--- Start ---

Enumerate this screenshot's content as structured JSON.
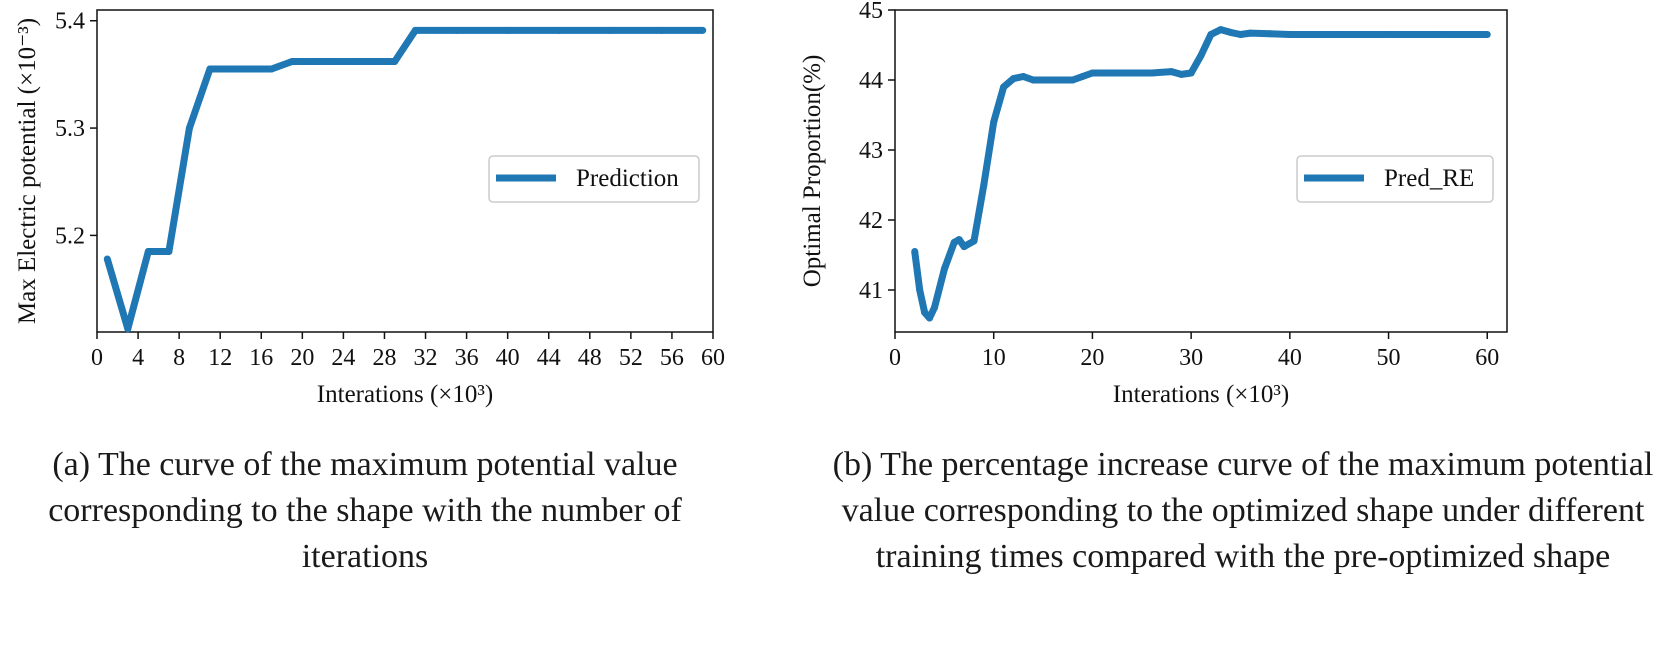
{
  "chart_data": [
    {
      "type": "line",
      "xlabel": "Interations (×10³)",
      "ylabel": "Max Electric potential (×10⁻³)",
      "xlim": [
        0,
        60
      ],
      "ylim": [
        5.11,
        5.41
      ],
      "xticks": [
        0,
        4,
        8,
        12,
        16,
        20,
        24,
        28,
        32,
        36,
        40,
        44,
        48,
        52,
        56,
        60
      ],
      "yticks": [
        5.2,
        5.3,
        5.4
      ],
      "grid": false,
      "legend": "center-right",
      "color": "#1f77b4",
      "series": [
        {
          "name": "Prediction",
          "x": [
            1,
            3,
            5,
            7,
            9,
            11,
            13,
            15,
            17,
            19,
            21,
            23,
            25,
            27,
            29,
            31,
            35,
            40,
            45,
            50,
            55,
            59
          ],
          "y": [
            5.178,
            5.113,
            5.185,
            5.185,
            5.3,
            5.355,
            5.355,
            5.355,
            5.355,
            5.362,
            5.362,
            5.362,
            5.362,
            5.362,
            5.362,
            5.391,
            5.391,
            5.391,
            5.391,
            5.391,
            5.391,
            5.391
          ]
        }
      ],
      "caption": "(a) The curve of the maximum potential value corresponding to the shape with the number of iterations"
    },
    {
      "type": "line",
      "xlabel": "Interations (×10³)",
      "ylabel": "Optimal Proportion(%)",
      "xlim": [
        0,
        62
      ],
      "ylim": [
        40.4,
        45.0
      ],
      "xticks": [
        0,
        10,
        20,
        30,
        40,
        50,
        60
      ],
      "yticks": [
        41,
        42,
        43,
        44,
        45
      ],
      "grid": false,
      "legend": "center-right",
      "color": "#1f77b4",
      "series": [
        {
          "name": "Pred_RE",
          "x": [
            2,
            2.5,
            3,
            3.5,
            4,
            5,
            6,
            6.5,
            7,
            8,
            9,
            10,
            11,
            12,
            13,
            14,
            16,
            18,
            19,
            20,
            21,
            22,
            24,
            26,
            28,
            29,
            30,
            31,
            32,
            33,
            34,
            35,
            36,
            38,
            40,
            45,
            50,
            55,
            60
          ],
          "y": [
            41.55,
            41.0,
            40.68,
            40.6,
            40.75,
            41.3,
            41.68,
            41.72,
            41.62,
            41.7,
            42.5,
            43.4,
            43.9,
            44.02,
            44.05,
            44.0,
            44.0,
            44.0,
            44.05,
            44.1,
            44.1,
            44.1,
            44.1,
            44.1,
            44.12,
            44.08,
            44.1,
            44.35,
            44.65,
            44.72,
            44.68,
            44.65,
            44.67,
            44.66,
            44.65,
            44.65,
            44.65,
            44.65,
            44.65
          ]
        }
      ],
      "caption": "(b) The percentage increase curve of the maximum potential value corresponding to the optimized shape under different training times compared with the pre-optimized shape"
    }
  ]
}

--- End ---

◆ **Exercise instructions**: Write out each entry exactly as given, omitting any picture.

◆ **Solved exercise**:
Enumerate this screenshot's content as structured JSON.
{
  "chart_data": [
    {
      "type": "line",
      "xlabel": "Interations (×10³)",
      "ylabel": "Max Electric potential (×10⁻³)",
      "xlim": [
        0,
        60
      ],
      "ylim": [
        5.11,
        5.41
      ],
      "xticks": [
        0,
        4,
        8,
        12,
        16,
        20,
        24,
        28,
        32,
        36,
        40,
        44,
        48,
        52,
        56,
        60
      ],
      "yticks": [
        5.2,
        5.3,
        5.4
      ],
      "grid": false,
      "legend": "center-right",
      "color": "#1f77b4",
      "series": [
        {
          "name": "Prediction",
          "x": [
            1,
            3,
            5,
            7,
            9,
            11,
            13,
            15,
            17,
            19,
            21,
            23,
            25,
            27,
            29,
            31,
            35,
            40,
            45,
            50,
            55,
            59
          ],
          "y": [
            5.178,
            5.113,
            5.185,
            5.185,
            5.3,
            5.355,
            5.355,
            5.355,
            5.355,
            5.362,
            5.362,
            5.362,
            5.362,
            5.362,
            5.362,
            5.391,
            5.391,
            5.391,
            5.391,
            5.391,
            5.391,
            5.391
          ]
        }
      ],
      "caption": "(a) The curve of the maximum potential value corresponding to the shape with the number of iterations"
    },
    {
      "type": "line",
      "xlabel": "Interations (×10³)",
      "ylabel": "Optimal Proportion(%)",
      "xlim": [
        0,
        62
      ],
      "ylim": [
        40.4,
        45.0
      ],
      "xticks": [
        0,
        10,
        20,
        30,
        40,
        50,
        60
      ],
      "yticks": [
        41,
        42,
        43,
        44,
        45
      ],
      "grid": false,
      "legend": "center-right",
      "color": "#1f77b4",
      "series": [
        {
          "name": "Pred_RE",
          "x": [
            2,
            2.5,
            3,
            3.5,
            4,
            5,
            6,
            6.5,
            7,
            8,
            9,
            10,
            11,
            12,
            13,
            14,
            16,
            18,
            19,
            20,
            21,
            22,
            24,
            26,
            28,
            29,
            30,
            31,
            32,
            33,
            34,
            35,
            36,
            38,
            40,
            45,
            50,
            55,
            60
          ],
          "y": [
            41.55,
            41.0,
            40.68,
            40.6,
            40.75,
            41.3,
            41.68,
            41.72,
            41.62,
            41.7,
            42.5,
            43.4,
            43.9,
            44.02,
            44.05,
            44.0,
            44.0,
            44.0,
            44.05,
            44.1,
            44.1,
            44.1,
            44.1,
            44.1,
            44.12,
            44.08,
            44.1,
            44.35,
            44.65,
            44.72,
            44.68,
            44.65,
            44.67,
            44.66,
            44.65,
            44.65,
            44.65,
            44.65,
            44.65
          ]
        }
      ],
      "caption": "(b) The percentage increase curve of the maximum potential value corresponding to the optimized shape under different training times compared with the pre-optimized shape"
    }
  ]
}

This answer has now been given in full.